##### Provided data

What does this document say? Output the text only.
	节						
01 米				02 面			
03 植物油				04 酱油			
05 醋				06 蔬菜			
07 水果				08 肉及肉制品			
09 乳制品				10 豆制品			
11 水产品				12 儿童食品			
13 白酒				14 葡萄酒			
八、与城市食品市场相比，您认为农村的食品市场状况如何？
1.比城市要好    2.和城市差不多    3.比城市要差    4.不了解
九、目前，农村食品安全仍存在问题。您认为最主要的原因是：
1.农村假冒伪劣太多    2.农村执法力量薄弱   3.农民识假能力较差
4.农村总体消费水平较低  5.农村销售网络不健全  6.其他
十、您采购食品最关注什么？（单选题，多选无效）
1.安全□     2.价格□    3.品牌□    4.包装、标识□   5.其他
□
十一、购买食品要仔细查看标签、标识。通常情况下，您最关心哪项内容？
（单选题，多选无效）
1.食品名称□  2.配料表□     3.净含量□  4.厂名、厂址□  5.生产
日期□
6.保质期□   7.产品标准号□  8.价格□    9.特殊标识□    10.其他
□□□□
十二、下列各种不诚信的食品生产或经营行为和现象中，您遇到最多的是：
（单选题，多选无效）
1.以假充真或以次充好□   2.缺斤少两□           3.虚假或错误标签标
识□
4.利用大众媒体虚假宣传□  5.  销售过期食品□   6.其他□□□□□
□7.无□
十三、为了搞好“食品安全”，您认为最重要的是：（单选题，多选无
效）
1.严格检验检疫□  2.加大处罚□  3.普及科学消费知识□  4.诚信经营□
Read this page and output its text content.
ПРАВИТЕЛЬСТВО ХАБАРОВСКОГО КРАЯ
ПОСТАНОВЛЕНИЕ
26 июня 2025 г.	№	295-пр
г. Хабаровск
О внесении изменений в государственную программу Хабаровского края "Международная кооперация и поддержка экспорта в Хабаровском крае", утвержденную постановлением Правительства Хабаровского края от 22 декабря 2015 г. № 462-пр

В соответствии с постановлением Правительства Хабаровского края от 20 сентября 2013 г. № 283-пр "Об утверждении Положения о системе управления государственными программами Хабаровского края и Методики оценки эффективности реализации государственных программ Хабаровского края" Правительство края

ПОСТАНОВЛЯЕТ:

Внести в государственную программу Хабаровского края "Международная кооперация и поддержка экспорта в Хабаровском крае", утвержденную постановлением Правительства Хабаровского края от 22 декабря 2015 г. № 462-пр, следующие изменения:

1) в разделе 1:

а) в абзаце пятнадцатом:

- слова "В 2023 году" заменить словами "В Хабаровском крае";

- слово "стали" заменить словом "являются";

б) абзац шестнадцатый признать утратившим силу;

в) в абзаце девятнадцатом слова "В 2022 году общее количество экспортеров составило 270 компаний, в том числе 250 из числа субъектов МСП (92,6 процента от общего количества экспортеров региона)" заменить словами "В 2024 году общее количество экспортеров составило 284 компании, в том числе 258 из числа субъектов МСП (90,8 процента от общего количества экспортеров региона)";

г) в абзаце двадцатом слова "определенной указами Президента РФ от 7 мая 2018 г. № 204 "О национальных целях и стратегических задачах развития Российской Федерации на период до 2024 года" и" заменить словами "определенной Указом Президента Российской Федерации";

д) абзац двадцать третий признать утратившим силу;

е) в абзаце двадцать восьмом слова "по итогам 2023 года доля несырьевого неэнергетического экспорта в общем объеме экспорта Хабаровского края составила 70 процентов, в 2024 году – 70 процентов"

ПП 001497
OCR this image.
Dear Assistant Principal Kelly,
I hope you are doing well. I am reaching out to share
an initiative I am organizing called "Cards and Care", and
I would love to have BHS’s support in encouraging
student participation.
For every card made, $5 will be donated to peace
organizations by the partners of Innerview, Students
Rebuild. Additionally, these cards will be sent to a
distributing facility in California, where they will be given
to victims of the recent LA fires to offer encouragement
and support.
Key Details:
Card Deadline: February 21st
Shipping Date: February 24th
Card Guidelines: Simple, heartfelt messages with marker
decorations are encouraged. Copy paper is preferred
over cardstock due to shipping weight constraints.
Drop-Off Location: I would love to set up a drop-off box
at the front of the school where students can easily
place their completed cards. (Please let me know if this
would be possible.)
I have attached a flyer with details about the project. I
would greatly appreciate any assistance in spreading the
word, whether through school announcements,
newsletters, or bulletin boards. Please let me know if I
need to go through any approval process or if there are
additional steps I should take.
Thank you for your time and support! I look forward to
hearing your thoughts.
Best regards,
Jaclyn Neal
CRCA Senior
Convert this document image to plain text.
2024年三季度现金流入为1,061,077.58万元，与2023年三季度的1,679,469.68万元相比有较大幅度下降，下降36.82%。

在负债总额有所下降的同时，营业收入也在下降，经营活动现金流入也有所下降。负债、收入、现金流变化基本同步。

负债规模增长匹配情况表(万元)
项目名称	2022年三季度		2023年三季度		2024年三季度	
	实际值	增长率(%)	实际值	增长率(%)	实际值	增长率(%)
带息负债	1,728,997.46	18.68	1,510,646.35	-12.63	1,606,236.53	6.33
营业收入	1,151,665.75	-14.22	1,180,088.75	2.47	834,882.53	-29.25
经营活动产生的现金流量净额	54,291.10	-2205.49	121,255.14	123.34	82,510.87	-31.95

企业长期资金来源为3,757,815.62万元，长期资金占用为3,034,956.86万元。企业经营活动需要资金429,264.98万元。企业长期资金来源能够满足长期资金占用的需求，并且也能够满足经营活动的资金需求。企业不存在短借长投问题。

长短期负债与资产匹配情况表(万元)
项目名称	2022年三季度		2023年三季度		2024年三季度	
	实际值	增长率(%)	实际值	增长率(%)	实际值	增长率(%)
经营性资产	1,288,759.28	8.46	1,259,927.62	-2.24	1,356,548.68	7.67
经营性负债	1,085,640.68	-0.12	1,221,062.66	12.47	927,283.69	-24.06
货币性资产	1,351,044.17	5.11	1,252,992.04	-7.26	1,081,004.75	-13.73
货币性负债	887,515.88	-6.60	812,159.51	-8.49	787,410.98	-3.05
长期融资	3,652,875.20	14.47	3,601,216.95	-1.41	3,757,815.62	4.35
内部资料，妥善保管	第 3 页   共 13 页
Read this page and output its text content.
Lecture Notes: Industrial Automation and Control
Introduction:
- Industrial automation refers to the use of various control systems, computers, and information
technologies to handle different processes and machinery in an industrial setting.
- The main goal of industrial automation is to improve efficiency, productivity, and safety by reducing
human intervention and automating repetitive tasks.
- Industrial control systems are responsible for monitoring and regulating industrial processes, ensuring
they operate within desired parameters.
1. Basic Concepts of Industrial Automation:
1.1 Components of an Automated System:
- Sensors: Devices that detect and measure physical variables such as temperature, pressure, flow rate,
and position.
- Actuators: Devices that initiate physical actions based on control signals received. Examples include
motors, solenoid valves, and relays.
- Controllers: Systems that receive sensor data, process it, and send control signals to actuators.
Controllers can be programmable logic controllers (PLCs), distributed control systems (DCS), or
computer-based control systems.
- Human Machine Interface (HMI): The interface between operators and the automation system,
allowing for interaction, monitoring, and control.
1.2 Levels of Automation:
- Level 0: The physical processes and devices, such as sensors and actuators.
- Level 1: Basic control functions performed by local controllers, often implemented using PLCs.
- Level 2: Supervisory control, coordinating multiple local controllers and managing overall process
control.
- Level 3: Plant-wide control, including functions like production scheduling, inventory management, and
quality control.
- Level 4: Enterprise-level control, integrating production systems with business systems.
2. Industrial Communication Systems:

##########

# [Task description]
Transcribe all of the lines in the records precisely.

# [Written response]
What does this document say? Output the text only.
	节						
01 米				02 面			
03 植物油				04 酱油			
05 醋				06 蔬菜			
07 水果				08 肉及肉制品			
09 乳制品				10 豆制品			
11 水产品				12 儿童食品			
13 白酒				14 葡萄酒			
八、与城市食品市场相比，您认为农村的食品市场状况如何？
1.比城市要好    2.和城市差不多    3.比城市要差    4.不了解
九、目前，农村食品安全仍存在问题。您认为最主要的原因是：
1.农村假冒伪劣太多    2.农村执法力量薄弱   3.农民识假能力较差
4.农村总体消费水平较低  5.农村销售网络不健全  6.其他
十、您采购食品最关注什么？（单选题，多选无效）
1.安全□     2.价格□    3.品牌□    4.包装、标识□   5.其他
□
十一、购买食品要仔细查看标签、标识。通常情况下，您最关心哪项内容？
（单选题，多选无效）
1.食品名称□  2.配料表□     3.净含量□  4.厂名、厂址□  5.生产
日期□
6.保质期□   7.产品标准号□  8.价格□    9.特殊标识□    10.其他
□□□□
十二、下列各种不诚信的食品生产或经营行为和现象中，您遇到最多的是：
（单选题，多选无效）
1.以假充真或以次充好□   2.缺斤少两□           3.虚假或错误标签标
识□
4.利用大众媒体虚假宣传□  5.  销售过期食品□   6.其他□□□□□
□7.无□
十三、为了搞好“食品安全”，您认为最重要的是：（单选题，多选无
效）
1.严格检验检疫□  2.加大处罚□  3.普及科学消费知识□  4.诚信经营□
Read this page and output its text content.
ПРАВИТЕЛЬСТВО ХАБАРОВСКОГО КРАЯ
ПОСТАНОВЛЕНИЕ
26 июня 2025 г.	№	295-пр
г. Хабаровск
О внесении изменений в государственную программу Хабаровского края "Международная кооперация и поддержка экспорта в Хабаровском крае", утвержденную постановлением Правительства Хабаровского края от 22 декабря 2015 г. № 462-пр

В соответствии с постановлением Правительства Хабаровского края от 20 сентября 2013 г. № 283-пр "Об утверждении Положения о системе управления государственными программами Хабаровского края и Методики оценки эффективности реализации государственных программ Хабаровского края" Правительство края

ПОСТАНОВЛЯЕТ:

Внести в государственную программу Хабаровского края "Международная кооперация и поддержка экспорта в Хабаровском крае", утвержденную постановлением Правительства Хабаровского края от 22 декабря 2015 г. № 462-пр, следующие изменения:

1) в разделе 1:

а) в абзаце пятнадцатом:

- слова "В 2023 году" заменить словами "В Хабаровском крае";

- слово "стали" заменить словом "являются";

б) абзац шестнадцатый признать утратившим силу;

в) в абзаце девятнадцатом слова "В 2022 году общее количество экспортеров составило 270 компаний, в том числе 250 из числа субъектов МСП (92,6 процента от общего количества экспортеров региона)" заменить словами "В 2024 году общее количество экспортеров составило 284 компании, в том числе 258 из числа субъектов МСП (90,8 процента от общего количества экспортеров региона)";

г) в абзаце двадцатом слова "определенной указами Президента РФ от 7 мая 2018 г. № 204 "О национальных целях и стратегических задачах развития Российской Федерации на период до 2024 года" и" заменить словами "определенной Указом Президента Российской Федерации";

д) абзац двадцать третий признать утратившим силу;

е) в абзаце двадцать восьмом слова "по итогам 2023 года доля несырьевого неэнергетического экспорта в общем объеме экспорта Хабаровского края составила 70 процентов, в 2024 году – 70 процентов"

ПП 001497
OCR this image.
Dear Assistant Principal Kelly,
I hope you are doing well. I am reaching out to share
an initiative I am organizing called "Cards and Care", and
I would love to have BHS’s support in encouraging
student participation.
For every card made, $5 will be donated to peace
organizations by the partners of Innerview, Students
Rebuild. Additionally, these cards will be sent to a
distributing facility in California, where they will be given
to victims of the recent LA fires to offer encouragement
and support.
Key Details:
Card Deadline: February 21st
Shipping Date: February 24th
Card Guidelines: Simple, heartfelt messages with marker
decorations are encouraged. Copy paper is preferred
over cardstock due to shipping weight constraints.
Drop-Off Location: I would love to set up a drop-off box
at the front of the school where students can easily
place their completed cards. (Please let me know if this
would be possible.)
I have attached a flyer with details about the project. I
would greatly appreciate any assistance in spreading the
word, whether through school announcements,
newsletters, or bulletin boards. Please let me know if I
need to go through any approval process or if there are
additional steps I should take.
Thank you for your time and support! I look forward to
hearing your thoughts.
Best regards,
Jaclyn Neal
CRCA Senior
Convert this document image to plain text.
2024年三季度现金流入为1,061,077.58万元，与2023年三季度的1,679,469.68万元相比有较大幅度下降，下降36.82%。

在负债总额有所下降的同时，营业收入也在下降，经营活动现金流入也有所下降。负债、收入、现金流变化基本同步。

负债规模增长匹配情况表(万元)
项目名称	2022年三季度		2023年三季度		2024年三季度	
	实际值	增长率(%)	实际值	增长率(%)	实际值	增长率(%)
带息负债	1,728,997.46	18.68	1,510,646.35	-12.63	1,606,236.53	6.33
营业收入	1,151,665.75	-14.22	1,180,088.75	2.47	834,882.53	-29.25
经营活动产生的现金流量净额	54,291.10	-2205.49	121,255.14	123.34	82,510.87	-31.95

企业长期资金来源为3,757,815.62万元，长期资金占用为3,034,956.86万元。企业经营活动需要资金429,264.98万元。企业长期资金来源能够满足长期资金占用的需求，并且也能够满足经营活动的资金需求。企业不存在短借长投问题。

长短期负债与资产匹配情况表(万元)
项目名称	2022年三季度		2023年三季度		2024年三季度	
	实际值	增长率(%)	实际值	增长率(%)	实际值	增长率(%)
经营性资产	1,288,759.28	8.46	1,259,927.62	-2.24	1,356,548.68	7.67
经营性负债	1,085,640.68	-0.12	1,221,062.66	12.47	927,283.69	-24.06
货币性资产	1,351,044.17	5.11	1,252,992.04	-7.26	1,081,004.75	-13.73
货币性负债	887,515.88	-6.60	812,159.51	-8.49	787,410.98	-3.05
长期融资	3,652,875.20	14.47	3,601,216.95	-1.41	3,757,815.62	4.35
内部资料，妥善保管	第 3 页   共 13 页
Read this page and output its text content.
Lecture Notes: Industrial Automation and Control
Introduction:
- Industrial automation refers to the use of various control systems, computers, and information
technologies to handle different processes and machinery in an industrial setting.
- The main goal of industrial automation is to improve efficiency, productivity, and safety by reducing
human intervention and automating repetitive tasks.
- Industrial control systems are responsible for monitoring and regulating industrial processes, ensuring
they operate within desired parameters.
1. Basic Concepts of Industrial Automation:
1.1 Components of an Automated System:
- Sensors: Devices that detect and measure physical variables such as temperature, pressure, flow rate,
and position.
- Actuators: Devices that initiate physical actions based on control signals received. Examples include
motors, solenoid valves, and relays.
- Controllers: Systems that receive sensor data, process it, and send control signals to actuators.
Controllers can be programmable logic controllers (PLCs), distributed control systems (DCS), or
computer-based control systems.
- Human Machine Interface (HMI): The interface between operators and the automation system,
allowing for interaction, monitoring, and control.
1.2 Levels of Automation:
- Level 0: The physical processes and devices, such as sensors and actuators.
- Level 1: Basic control functions performed by local controllers, often implemented using PLCs.
- Level 2: Supervisory control, coordinating multiple local controllers and managing overall process
control.
- Level 3: Plant-wide control, including functions like production scheduling, inventory management, and
quality control.
- Level 4: Enterprise-level control, integrating production systems with business systems.
2. Industrial Communication Systems:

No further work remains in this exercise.